Task details: Restate the records below word for word.

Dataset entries

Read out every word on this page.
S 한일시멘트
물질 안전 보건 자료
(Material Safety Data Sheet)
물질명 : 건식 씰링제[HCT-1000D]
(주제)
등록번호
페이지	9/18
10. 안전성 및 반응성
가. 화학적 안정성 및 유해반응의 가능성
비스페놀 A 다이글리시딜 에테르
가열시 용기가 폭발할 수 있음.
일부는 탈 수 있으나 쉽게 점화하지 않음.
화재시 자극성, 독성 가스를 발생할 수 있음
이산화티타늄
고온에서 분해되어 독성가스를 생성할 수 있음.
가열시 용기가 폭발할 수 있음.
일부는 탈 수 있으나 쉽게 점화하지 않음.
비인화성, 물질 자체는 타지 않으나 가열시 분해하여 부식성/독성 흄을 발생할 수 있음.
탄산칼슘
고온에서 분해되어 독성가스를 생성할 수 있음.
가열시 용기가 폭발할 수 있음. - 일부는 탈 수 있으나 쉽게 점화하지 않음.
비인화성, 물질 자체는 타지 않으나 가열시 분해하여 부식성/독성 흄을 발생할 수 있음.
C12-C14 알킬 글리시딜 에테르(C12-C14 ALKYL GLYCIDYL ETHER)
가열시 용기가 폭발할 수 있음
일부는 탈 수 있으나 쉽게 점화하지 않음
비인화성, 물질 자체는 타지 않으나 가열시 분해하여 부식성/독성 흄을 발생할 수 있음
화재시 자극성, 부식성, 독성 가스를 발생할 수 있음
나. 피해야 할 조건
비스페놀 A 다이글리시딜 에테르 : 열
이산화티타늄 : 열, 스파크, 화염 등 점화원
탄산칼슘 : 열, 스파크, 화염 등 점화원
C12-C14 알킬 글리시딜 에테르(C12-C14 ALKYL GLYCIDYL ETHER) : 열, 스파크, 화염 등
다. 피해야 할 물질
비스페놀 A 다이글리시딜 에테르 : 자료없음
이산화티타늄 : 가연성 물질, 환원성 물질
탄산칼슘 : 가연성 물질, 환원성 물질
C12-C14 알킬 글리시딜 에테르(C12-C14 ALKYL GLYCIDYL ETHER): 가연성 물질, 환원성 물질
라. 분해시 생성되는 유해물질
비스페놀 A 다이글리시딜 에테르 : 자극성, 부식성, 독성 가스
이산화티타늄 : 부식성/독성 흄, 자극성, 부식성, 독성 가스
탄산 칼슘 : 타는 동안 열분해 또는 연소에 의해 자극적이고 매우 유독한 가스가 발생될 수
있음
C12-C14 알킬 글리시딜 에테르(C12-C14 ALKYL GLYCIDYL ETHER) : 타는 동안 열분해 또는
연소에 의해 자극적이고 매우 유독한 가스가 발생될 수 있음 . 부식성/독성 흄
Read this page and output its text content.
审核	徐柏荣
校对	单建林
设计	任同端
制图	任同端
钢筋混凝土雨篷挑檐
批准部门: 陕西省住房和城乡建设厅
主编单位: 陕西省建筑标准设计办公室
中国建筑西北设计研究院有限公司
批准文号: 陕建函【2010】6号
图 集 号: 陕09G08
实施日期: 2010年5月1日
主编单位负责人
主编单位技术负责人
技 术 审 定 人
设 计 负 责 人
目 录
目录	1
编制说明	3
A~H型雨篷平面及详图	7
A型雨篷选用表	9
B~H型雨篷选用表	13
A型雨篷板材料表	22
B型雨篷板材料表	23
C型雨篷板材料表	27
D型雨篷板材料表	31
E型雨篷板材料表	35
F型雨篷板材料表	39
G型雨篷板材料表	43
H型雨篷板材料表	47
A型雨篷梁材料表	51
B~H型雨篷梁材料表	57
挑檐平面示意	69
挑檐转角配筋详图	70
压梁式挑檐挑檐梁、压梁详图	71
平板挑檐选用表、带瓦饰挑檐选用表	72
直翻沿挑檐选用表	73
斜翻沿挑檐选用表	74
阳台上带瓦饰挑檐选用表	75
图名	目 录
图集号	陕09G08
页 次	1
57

Exercise answer:
Read out every word on this page.
S 한일시멘트
물질 안전 보건 자료
(Material Safety Data Sheet)
물질명 : 건식 씰링제[HCT-1000D]
(주제)
등록번호
페이지	9/18
10. 안전성 및 반응성
가. 화학적 안정성 및 유해반응의 가능성
비스페놀 A 다이글리시딜 에테르
가열시 용기가 폭발할 수 있음.
일부는 탈 수 있으나 쉽게 점화하지 않음.
화재시 자극성, 독성 가스를 발생할 수 있음
이산화티타늄
고온에서 분해되어 독성가스를 생성할 수 있음.
가열시 용기가 폭발할 수 있음.
일부는 탈 수 있으나 쉽게 점화하지 않음.
비인화성, 물질 자체는 타지 않으나 가열시 분해하여 부식성/독성 흄을 발생할 수 있음.
탄산칼슘
고온에서 분해되어 독성가스를 생성할 수 있음.
가열시 용기가 폭발할 수 있음. - 일부는 탈 수 있으나 쉽게 점화하지 않음.
비인화성, 물질 자체는 타지 않으나 가열시 분해하여 부식성/독성 흄을 발생할 수 있음.
C12-C14 알킬 글리시딜 에테르(C12-C14 ALKYL GLYCIDYL ETHER)
가열시 용기가 폭발할 수 있음
일부는 탈 수 있으나 쉽게 점화하지 않음
비인화성, 물질 자체는 타지 않으나 가열시 분해하여 부식성/독성 흄을 발생할 수 있음
화재시 자극성, 부식성, 독성 가스를 발생할 수 있음
나. 피해야 할 조건
비스페놀 A 다이글리시딜 에테르 : 열
이산화티타늄 : 열, 스파크, 화염 등 점화원
탄산칼슘 : 열, 스파크, 화염 등 점화원
C12-C14 알킬 글리시딜 에테르(C12-C14 ALKYL GLYCIDYL ETHER) : 열, 스파크, 화염 등
다. 피해야 할 물질
비스페놀 A 다이글리시딜 에테르 : 자료없음
이산화티타늄 : 가연성 물질, 환원성 물질
탄산칼슘 : 가연성 물질, 환원성 물질
C12-C14 알킬 글리시딜 에테르(C12-C14 ALKYL GLYCIDYL ETHER): 가연성 물질, 환원성 물질
라. 분해시 생성되는 유해물질
비스페놀 A 다이글리시딜 에테르 : 자극성, 부식성, 독성 가스
이산화티타늄 : 부식성/독성 흄, 자극성, 부식성, 독성 가스
탄산 칼슘 : 타는 동안 열분해 또는 연소에 의해 자극적이고 매우 유독한 가스가 발생될 수
있음
C12-C14 알킬 글리시딜 에테르(C12-C14 ALKYL GLYCIDYL ETHER) : 타는 동안 열분해 또는
연소에 의해 자극적이고 매우 유독한 가스가 발생될 수 있음 . 부식성/독성 흄
Read this page and output its text content.
审核	徐柏荣
校对	单建林
设计	任同端
制图	任同端
钢筋混凝土雨篷挑檐
批准部门: 陕西省住房和城乡建设厅
主编单位: 陕西省建筑标准设计办公室
中国建筑西北设计研究院有限公司
批准文号: 陕建函【2010】6号
图 集 号: 陕09G08
实施日期: 2010年5月1日
主编单位负责人
主编单位技术负责人
技 术 审 定 人
设 计 负 责 人
目 录
目录	1
编制说明	3
A~H型雨篷平面及详图	7
A型雨篷选用表	9
B~H型雨篷选用表	13
A型雨篷板材料表	22
B型雨篷板材料表	23
C型雨篷板材料表	27
D型雨篷板材料表	31
E型雨篷板材料表	35
F型雨篷板材料表	39
G型雨篷板材料表	43
H型雨篷板材料表	47
A型雨篷梁材料表	51
B~H型雨篷梁材料表	57
挑檐平面示意	69
挑檐转角配筋详图	70
压梁式挑檐挑檐梁、压梁详图	71
平板挑檐选用表、带瓦饰挑檐选用表	72
直翻沿挑檐选用表	73
斜翻沿挑檐选用表	74
阳台上带瓦饰挑檐选用表	75
图名	目 录
图集号	陕09G08
页 次	1
57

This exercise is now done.